- _CHALLENGE_
Repeat each entry as written, dropping any picture you find.

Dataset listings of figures
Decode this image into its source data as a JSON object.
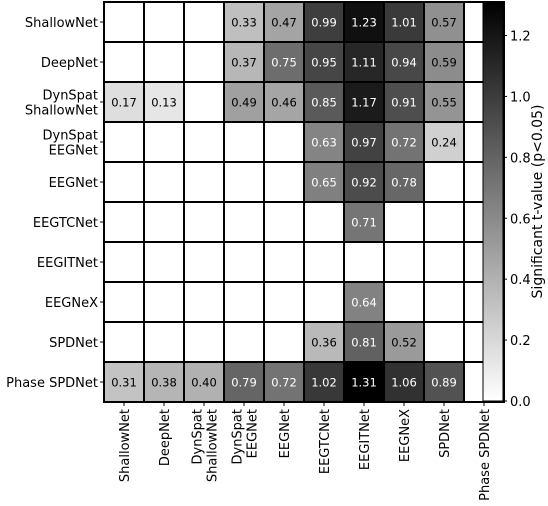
{
  "chart_data": {
    "type": "heatmap",
    "rows": [
      "ShallowNet",
      "DeepNet",
      "DynSpat ShallowNet",
      "DynSpat EEGNet",
      "EEGNet",
      "EEGTCNet",
      "EEGITNet",
      "EEGNeX",
      "SPDNet",
      "Phase SPDNet"
    ],
    "cols": [
      "ShallowNet",
      "DeepNet",
      "DynSpat ShallowNet",
      "DynSpat EEGNet",
      "EEGNet",
      "EEGTCNet",
      "EEGITNet",
      "EEGNeX",
      "SPDNet",
      "Phase SPDNet"
    ],
    "row_display": [
      [
        "ShallowNet"
      ],
      [
        "DeepNet"
      ],
      [
        "DynSpat",
        "ShallowNet"
      ],
      [
        "DynSpat",
        "EEGNet"
      ],
      [
        "EEGNet"
      ],
      [
        "EEGTCNet"
      ],
      [
        "EEGITNet"
      ],
      [
        "EEGNeX"
      ],
      [
        "SPDNet"
      ],
      [
        "Phase SPDNet"
      ]
    ],
    "col_display": [
      [
        "ShallowNet"
      ],
      [
        "DeepNet"
      ],
      [
        "DynSpat",
        "ShallowNet"
      ],
      [
        "DynSpat",
        "EEGNet"
      ],
      [
        "EEGNet"
      ],
      [
        "EEGTCNet"
      ],
      [
        "EEGITNet"
      ],
      [
        "EEGNeX"
      ],
      [
        "SPDNet"
      ],
      [
        "Phase SPDNet"
      ]
    ],
    "values": [
      [
        null,
        null,
        null,
        0.33,
        0.47,
        0.99,
        1.23,
        1.01,
        0.57,
        null
      ],
      [
        null,
        null,
        null,
        0.37,
        0.75,
        0.95,
        1.11,
        0.94,
        0.59,
        null
      ],
      [
        0.17,
        0.13,
        null,
        0.49,
        0.46,
        0.85,
        1.17,
        0.91,
        0.55,
        null
      ],
      [
        null,
        null,
        null,
        null,
        null,
        0.63,
        0.97,
        0.72,
        0.24,
        null
      ],
      [
        null,
        null,
        null,
        null,
        null,
        0.65,
        0.92,
        0.78,
        null,
        null
      ],
      [
        null,
        null,
        null,
        null,
        null,
        null,
        0.71,
        null,
        null,
        null
      ],
      [
        null,
        null,
        null,
        null,
        null,
        null,
        null,
        null,
        null,
        null
      ],
      [
        null,
        null,
        null,
        null,
        null,
        null,
        0.64,
        null,
        null,
        null
      ],
      [
        null,
        null,
        null,
        null,
        null,
        0.36,
        0.81,
        0.52,
        null,
        null
      ],
      [
        0.31,
        0.38,
        0.4,
        0.79,
        0.72,
        1.02,
        1.31,
        1.06,
        0.89,
        null
      ]
    ],
    "colorbar": {
      "label": "Significant t-value (p<0.05)",
      "min": 0.0,
      "max": 1.31,
      "ticks": [
        0.0,
        0.2,
        0.4,
        0.6,
        0.8,
        1.0,
        1.2
      ],
      "tick_labels": [
        "0.0",
        "0.2",
        "0.4",
        "0.6",
        "0.8",
        "1.0",
        "1.2"
      ],
      "colormap": "white-to-black",
      "color_low": "#ffffff",
      "color_high": "#000000"
    },
    "grid": true
  }
}
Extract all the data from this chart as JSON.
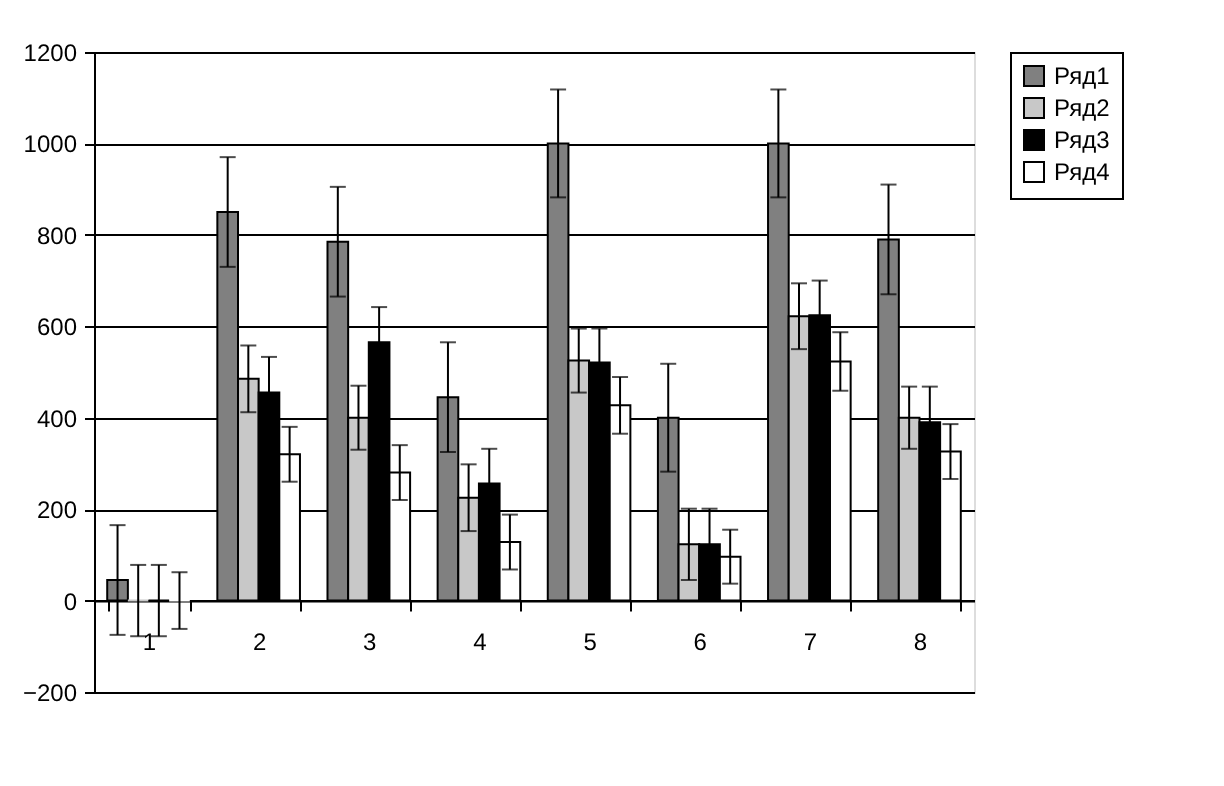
{
  "chart_data": {
    "type": "bar",
    "categories": [
      "1",
      "2",
      "3",
      "4",
      "5",
      "6",
      "7",
      "8"
    ],
    "series": [
      {
        "name": "Ряд1",
        "color": "#808080",
        "values": [
          45,
          850,
          785,
          445,
          1000,
          400,
          1000,
          790
        ],
        "errors": [
          120,
          120,
          120,
          120,
          118,
          118,
          118,
          120
        ]
      },
      {
        "name": "Ряд2",
        "color": "#c8c8c8",
        "values": [
          0,
          485,
          400,
          225,
          525,
          123,
          622,
          400
        ],
        "errors": [
          78,
          73,
          70,
          73,
          70,
          78,
          72,
          68
        ]
      },
      {
        "name": "Ряд3",
        "color": "#000000",
        "values": [
          0,
          455,
          565,
          256,
          521,
          123,
          624,
          390
        ],
        "errors": [
          78,
          78,
          77,
          76,
          74,
          78,
          76,
          78
        ]
      },
      {
        "name": "Ряд4",
        "color": "#ffffff",
        "values": [
          0,
          320,
          280,
          128,
          427,
          96,
          523,
          326
        ],
        "errors": [
          62,
          60,
          60,
          60,
          62,
          59,
          64,
          60
        ]
      }
    ],
    "ylim": [
      -200,
      1200
    ],
    "yticks": [
      -200,
      0,
      200,
      400,
      600,
      800,
      1000,
      1200
    ],
    "grid": "y",
    "legend": "right"
  }
}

- _RESPONSE FOR THIS EXERCISE_
Decode this image into its source data as a JSON object.
{
  "chart_data": {
    "type": "heatmap",
    "rows": [
      "ShallowNet",
      "DeepNet",
      "DynSpat ShallowNet",
      "DynSpat EEGNet",
      "EEGNet",
      "EEGTCNet",
      "EEGITNet",
      "EEGNeX",
      "SPDNet",
      "Phase SPDNet"
    ],
    "cols": [
      "ShallowNet",
      "DeepNet",
      "DynSpat ShallowNet",
      "DynSpat EEGNet",
      "EEGNet",
      "EEGTCNet",
      "EEGITNet",
      "EEGNeX",
      "SPDNet",
      "Phase SPDNet"
    ],
    "row_display": [
      [
        "ShallowNet"
      ],
      [
        "DeepNet"
      ],
      [
        "DynSpat",
        "ShallowNet"
      ],
      [
        "DynSpat",
        "EEGNet"
      ],
      [
        "EEGNet"
      ],
      [
        "EEGTCNet"
      ],
      [
        "EEGITNet"
      ],
      [
        "EEGNeX"
      ],
      [
        "SPDNet"
      ],
      [
        "Phase SPDNet"
      ]
    ],
    "col_display": [
      [
        "ShallowNet"
      ],
      [
        "DeepNet"
      ],
      [
        "DynSpat",
        "ShallowNet"
      ],
      [
        "DynSpat",
        "EEGNet"
      ],
      [
        "EEGNet"
      ],
      [
        "EEGTCNet"
      ],
      [
        "EEGITNet"
      ],
      [
        "EEGNeX"
      ],
      [
        "SPDNet"
      ],
      [
        "Phase SPDNet"
      ]
    ],
    "values": [
      [
        null,
        null,
        null,
        0.33,
        0.47,
        0.99,
        1.23,
        1.01,
        0.57,
        null
      ],
      [
        null,
        null,
        null,
        0.37,
        0.75,
        0.95,
        1.11,
        0.94,
        0.59,
        null
      ],
      [
        0.17,
        0.13,
        null,
        0.49,
        0.46,
        0.85,
        1.17,
        0.91,
        0.55,
        null
      ],
      [
        null,
        null,
        null,
        null,
        null,
        0.63,
        0.97,
        0.72,
        0.24,
        null
      ],
      [
        null,
        null,
        null,
        null,
        null,
        0.65,
        0.92,
        0.78,
        null,
        null
      ],
      [
        null,
        null,
        null,
        null,
        null,
        null,
        0.71,
        null,
        null,
        null
      ],
      [
        null,
        null,
        null,
        null,
        null,
        null,
        null,
        null,
        null,
        null
      ],
      [
        null,
        null,
        null,
        null,
        null,
        null,
        0.64,
        null,
        null,
        null
      ],
      [
        null,
        null,
        null,
        null,
        null,
        0.36,
        0.81,
        0.52,
        null,
        null
      ],
      [
        0.31,
        0.38,
        0.4,
        0.79,
        0.72,
        1.02,
        1.31,
        1.06,
        0.89,
        null
      ]
    ],
    "colorbar": {
      "label": "Significant t-value (p<0.05)",
      "min": 0.0,
      "max": 1.31,
      "ticks": [
        0.0,
        0.2,
        0.4,
        0.6,
        0.8,
        1.0,
        1.2
      ],
      "tick_labels": [
        "0.0",
        "0.2",
        "0.4",
        "0.6",
        "0.8",
        "1.0",
        "1.2"
      ],
      "colormap": "white-to-black",
      "color_low": "#ffffff",
      "color_high": "#000000"
    },
    "grid": true
  }
}
Extract all the data from this chart as JSON.
{
  "chart_data": {
    "type": "bar",
    "categories": [
      "1",
      "2",
      "3",
      "4",
      "5",
      "6",
      "7",
      "8"
    ],
    "series": [
      {
        "name": "Ряд1",
        "color": "#808080",
        "values": [
          45,
          850,
          785,
          445,
          1000,
          400,
          1000,
          790
        ],
        "errors": [
          120,
          120,
          120,
          120,
          118,
          118,
          118,
          120
        ]
      },
      {
        "name": "Ряд2",
        "color": "#c8c8c8",
        "values": [
          0,
          485,
          400,
          225,
          525,
          123,
          622,
          400
        ],
        "errors": [
          78,
          73,
          70,
          73,
          70,
          78,
          72,
          68
        ]
      },
      {
        "name": "Ряд3",
        "color": "#000000",
        "values": [
          0,
          455,
          565,
          256,
          521,
          123,
          624,
          390
        ],
        "errors": [
          78,
          78,
          77,
          76,
          74,
          78,
          76,
          78
        ]
      },
      {
        "name": "Ряд4",
        "color": "#ffffff",
        "values": [
          0,
          320,
          280,
          128,
          427,
          96,
          523,
          326
        ],
        "errors": [
          62,
          60,
          60,
          60,
          62,
          59,
          64,
          60
        ]
      }
    ],
    "ylim": [
      -200,
      1200
    ],
    "yticks": [
      -200,
      0,
      200,
      400,
      600,
      800,
      1000,
      1200
    ],
    "grid": "y",
    "legend": "right"
  }
}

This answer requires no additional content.